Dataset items

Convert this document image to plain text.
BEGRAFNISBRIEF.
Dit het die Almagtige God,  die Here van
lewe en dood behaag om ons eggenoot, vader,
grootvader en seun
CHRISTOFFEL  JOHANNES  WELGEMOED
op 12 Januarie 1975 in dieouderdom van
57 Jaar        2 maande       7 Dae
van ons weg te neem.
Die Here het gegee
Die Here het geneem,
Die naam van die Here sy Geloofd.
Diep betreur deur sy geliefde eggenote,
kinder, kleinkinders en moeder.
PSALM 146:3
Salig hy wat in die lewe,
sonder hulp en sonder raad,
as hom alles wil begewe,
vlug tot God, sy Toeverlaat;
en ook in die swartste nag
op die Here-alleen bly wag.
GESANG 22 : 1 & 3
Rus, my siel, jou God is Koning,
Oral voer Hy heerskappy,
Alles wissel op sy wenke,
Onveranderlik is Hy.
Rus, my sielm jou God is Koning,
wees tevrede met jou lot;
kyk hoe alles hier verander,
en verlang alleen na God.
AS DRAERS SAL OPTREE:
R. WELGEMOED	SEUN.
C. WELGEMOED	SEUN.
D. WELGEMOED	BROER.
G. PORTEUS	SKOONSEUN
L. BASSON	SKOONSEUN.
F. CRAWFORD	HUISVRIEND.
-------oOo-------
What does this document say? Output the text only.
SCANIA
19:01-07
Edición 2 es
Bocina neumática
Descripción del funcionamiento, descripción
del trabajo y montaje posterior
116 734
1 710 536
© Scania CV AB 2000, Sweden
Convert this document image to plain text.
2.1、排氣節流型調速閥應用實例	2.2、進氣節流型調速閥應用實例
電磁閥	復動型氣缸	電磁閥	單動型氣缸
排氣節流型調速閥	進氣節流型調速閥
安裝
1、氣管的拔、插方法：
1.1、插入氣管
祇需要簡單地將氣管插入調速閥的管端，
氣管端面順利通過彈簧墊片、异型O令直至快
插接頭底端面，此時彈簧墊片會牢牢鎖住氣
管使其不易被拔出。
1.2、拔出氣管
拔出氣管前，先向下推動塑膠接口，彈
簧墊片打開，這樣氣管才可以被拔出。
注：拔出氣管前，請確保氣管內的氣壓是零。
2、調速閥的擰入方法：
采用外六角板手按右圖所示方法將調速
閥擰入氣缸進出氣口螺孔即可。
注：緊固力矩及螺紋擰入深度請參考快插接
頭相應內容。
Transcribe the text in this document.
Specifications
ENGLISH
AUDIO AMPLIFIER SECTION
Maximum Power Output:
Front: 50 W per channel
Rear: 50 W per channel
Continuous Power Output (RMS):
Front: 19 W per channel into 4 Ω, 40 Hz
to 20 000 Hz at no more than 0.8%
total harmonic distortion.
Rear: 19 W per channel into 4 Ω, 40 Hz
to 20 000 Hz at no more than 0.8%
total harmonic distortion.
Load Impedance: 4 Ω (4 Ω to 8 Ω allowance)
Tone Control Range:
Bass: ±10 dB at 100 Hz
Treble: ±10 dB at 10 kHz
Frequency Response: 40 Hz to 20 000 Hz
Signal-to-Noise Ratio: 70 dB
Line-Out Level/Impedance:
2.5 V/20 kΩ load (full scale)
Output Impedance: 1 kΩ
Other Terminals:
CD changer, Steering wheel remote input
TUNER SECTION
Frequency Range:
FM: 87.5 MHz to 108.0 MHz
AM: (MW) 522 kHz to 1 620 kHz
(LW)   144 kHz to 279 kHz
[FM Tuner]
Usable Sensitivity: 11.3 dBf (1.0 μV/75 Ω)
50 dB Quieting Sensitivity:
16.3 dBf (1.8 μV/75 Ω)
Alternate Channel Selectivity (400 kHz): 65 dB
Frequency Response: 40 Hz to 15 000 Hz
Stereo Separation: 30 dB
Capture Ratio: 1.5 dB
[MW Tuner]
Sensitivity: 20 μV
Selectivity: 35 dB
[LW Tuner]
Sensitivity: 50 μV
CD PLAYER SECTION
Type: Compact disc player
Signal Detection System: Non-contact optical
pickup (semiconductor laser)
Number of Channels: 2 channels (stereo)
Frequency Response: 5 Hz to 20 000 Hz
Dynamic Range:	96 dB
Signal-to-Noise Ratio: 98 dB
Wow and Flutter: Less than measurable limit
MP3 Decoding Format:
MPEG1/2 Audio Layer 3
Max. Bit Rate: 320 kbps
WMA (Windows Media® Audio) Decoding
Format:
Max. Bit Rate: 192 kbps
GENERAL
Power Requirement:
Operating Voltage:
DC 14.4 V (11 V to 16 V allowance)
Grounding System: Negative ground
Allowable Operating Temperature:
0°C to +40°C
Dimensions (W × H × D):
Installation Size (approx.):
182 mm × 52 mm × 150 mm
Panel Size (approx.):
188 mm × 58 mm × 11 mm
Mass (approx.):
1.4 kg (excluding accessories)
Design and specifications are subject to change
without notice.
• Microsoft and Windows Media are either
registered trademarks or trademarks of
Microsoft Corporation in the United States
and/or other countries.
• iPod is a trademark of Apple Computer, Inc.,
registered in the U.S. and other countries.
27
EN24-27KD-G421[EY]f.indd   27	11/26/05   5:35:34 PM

◆ **REQUIRED WORK**: Identify every line where the string "Size" appears.

◆ **FULL ANSWER**:
Installation Size (approx.):
Panel Size (approx.):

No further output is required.